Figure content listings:

_ _ _

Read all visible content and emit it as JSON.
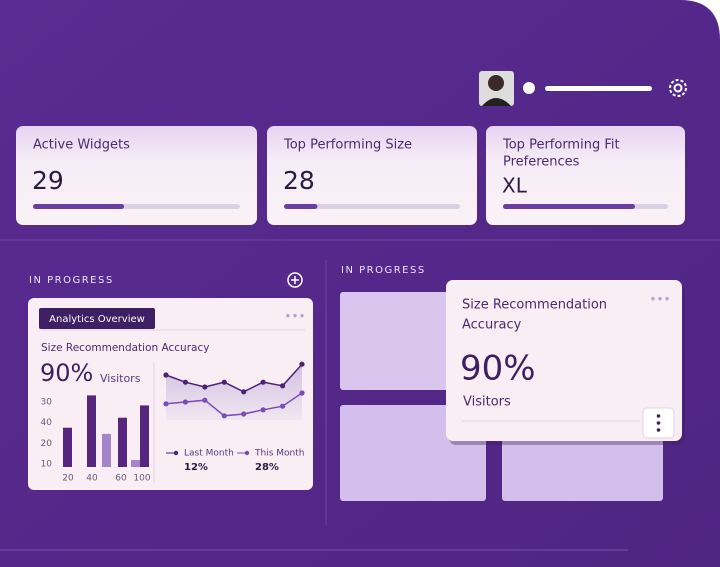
{
  "stats": [
    {
      "title_lines": [
        "Active Widgets"
      ],
      "value": "29",
      "progress": 44
    },
    {
      "title_lines": [
        "Top Performing Size"
      ],
      "value": "28",
      "progress": 19
    },
    {
      "title_lines": [
        "Top Performing Fit",
        "Preferences"
      ],
      "value": "XL",
      "progress": 80
    }
  ],
  "left_section": {
    "label": "IN PROGRESS",
    "card": {
      "tag": "Analytics Overview",
      "title": "Size Recommendation Accuracy",
      "value": "90%",
      "value_caption": "Visitors",
      "bar_chart": {
        "type": "bar",
        "values": [
          51,
          93,
          43,
          64,
          9,
          80
        ],
        "colors": [
          "#56267f",
          "#56267f",
          "#a584cc",
          "#56267f",
          "#a584cc",
          "#56267f"
        ],
        "ylim": [
          0,
          100
        ],
        "y_labels": [
          "30",
          "40",
          "20",
          "10"
        ],
        "x_labels": [
          "20",
          "40",
          "60",
          "100"
        ]
      },
      "line_chart": {
        "type": "line",
        "ylim": [
          0,
          100
        ],
        "series": [
          {
            "name": "Last Month",
            "value": "12%",
            "color": "#4b2276",
            "values": [
              75,
              63,
              55,
              63,
              47,
              63,
              57,
              93
            ]
          },
          {
            "name": "This Month",
            "value": "28%",
            "color": "#7b4bb8",
            "values": [
              27,
              30,
              33,
              7,
              10,
              17,
              23,
              45
            ]
          }
        ]
      }
    }
  },
  "right_section": {
    "label": "IN PROGRESS",
    "card": {
      "title_lines": [
        "Size Recommendation",
        "Accuracy"
      ],
      "value": "90%",
      "value_caption": "Visitors"
    }
  }
}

_ _ _

◆ Set task
Retype each record exactly as it stands, but do not include the pictures.

◆ Complete output
Read all visible content and emit it as JSON.
{
  "stats": [
    {
      "title_lines": [
        "Active Widgets"
      ],
      "value": "29",
      "progress": 44
    },
    {
      "title_lines": [
        "Top Performing Size"
      ],
      "value": "28",
      "progress": 19
    },
    {
      "title_lines": [
        "Top Performing Fit",
        "Preferences"
      ],
      "value": "XL",
      "progress": 80
    }
  ],
  "left_section": {
    "label": "IN PROGRESS",
    "card": {
      "tag": "Analytics Overview",
      "title": "Size Recommendation Accuracy",
      "value": "90%",
      "value_caption": "Visitors",
      "bar_chart": {
        "type": "bar",
        "values": [
          51,
          93,
          43,
          64,
          9,
          80
        ],
        "colors": [
          "#56267f",
          "#56267f",
          "#a584cc",
          "#56267f",
          "#a584cc",
          "#56267f"
        ],
        "ylim": [
          0,
          100
        ],
        "y_labels": [
          "30",
          "40",
          "20",
          "10"
        ],
        "x_labels": [
          "20",
          "40",
          "60",
          "100"
        ]
      },
      "line_chart": {
        "type": "line",
        "ylim": [
          0,
          100
        ],
        "series": [
          {
            "name": "Last Month",
            "value": "12%",
            "color": "#4b2276",
            "values": [
              75,
              63,
              55,
              63,
              47,
              63,
              57,
              93
            ]
          },
          {
            "name": "This Month",
            "value": "28%",
            "color": "#7b4bb8",
            "values": [
              27,
              30,
              33,
              7,
              10,
              17,
              23,
              45
            ]
          }
        ]
      }
    }
  },
  "right_section": {
    "label": "IN PROGRESS",
    "card": {
      "title_lines": [
        "Size Recommendation",
        "Accuracy"
      ],
      "value": "90%",
      "value_caption": "Visitors"
    }
  }
}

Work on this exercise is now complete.